GIVEN DATA =>
○ ○ ○

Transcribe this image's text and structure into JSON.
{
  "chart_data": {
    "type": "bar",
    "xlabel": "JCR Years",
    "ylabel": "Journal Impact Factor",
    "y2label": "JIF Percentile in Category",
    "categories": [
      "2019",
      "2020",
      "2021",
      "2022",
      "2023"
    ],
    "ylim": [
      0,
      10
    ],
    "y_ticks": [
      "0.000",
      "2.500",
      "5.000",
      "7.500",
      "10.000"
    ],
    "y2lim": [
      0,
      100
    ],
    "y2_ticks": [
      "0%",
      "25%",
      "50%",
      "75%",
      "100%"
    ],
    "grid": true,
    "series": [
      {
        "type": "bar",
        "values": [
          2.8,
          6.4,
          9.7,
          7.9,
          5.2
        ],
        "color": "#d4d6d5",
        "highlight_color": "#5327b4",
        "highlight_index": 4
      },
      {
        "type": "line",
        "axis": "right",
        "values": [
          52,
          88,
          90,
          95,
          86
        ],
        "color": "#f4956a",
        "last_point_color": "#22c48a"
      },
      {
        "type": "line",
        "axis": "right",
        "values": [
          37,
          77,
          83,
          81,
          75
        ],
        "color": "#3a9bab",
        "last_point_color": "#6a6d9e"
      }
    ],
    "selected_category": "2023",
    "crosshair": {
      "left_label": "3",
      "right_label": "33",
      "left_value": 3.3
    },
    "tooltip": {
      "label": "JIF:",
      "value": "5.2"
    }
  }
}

○ ○ ○

TASK TO CARRY OUT =>
Take the entries above and transcribe them exactly.

FINAL RESULT =>
Transcribe this image's text and structure into JSON.
{
  "chart_data": {
    "type": "bar",
    "xlabel": "JCR Years",
    "ylabel": "Journal Impact Factor",
    "y2label": "JIF Percentile in Category",
    "categories": [
      "2019",
      "2020",
      "2021",
      "2022",
      "2023"
    ],
    "ylim": [
      0,
      10
    ],
    "y_ticks": [
      "0.000",
      "2.500",
      "5.000",
      "7.500",
      "10.000"
    ],
    "y2lim": [
      0,
      100
    ],
    "y2_ticks": [
      "0%",
      "25%",
      "50%",
      "75%",
      "100%"
    ],
    "grid": true,
    "series": [
      {
        "type": "bar",
        "values": [
          2.8,
          6.4,
          9.7,
          7.9,
          5.2
        ],
        "color": "#d4d6d5",
        "highlight_color": "#5327b4",
        "highlight_index": 4
      },
      {
        "type": "line",
        "axis": "right",
        "values": [
          52,
          88,
          90,
          95,
          86
        ],
        "color": "#f4956a",
        "last_point_color": "#22c48a"
      },
      {
        "type": "line",
        "axis": "right",
        "values": [
          37,
          77,
          83,
          81,
          75
        ],
        "color": "#3a9bab",
        "last_point_color": "#6a6d9e"
      }
    ],
    "selected_category": "2023",
    "crosshair": {
      "left_label": "3",
      "right_label": "33",
      "left_value": 3.3
    },
    "tooltip": {
      "label": "JIF:",
      "value": "5.2"
    }
  }
}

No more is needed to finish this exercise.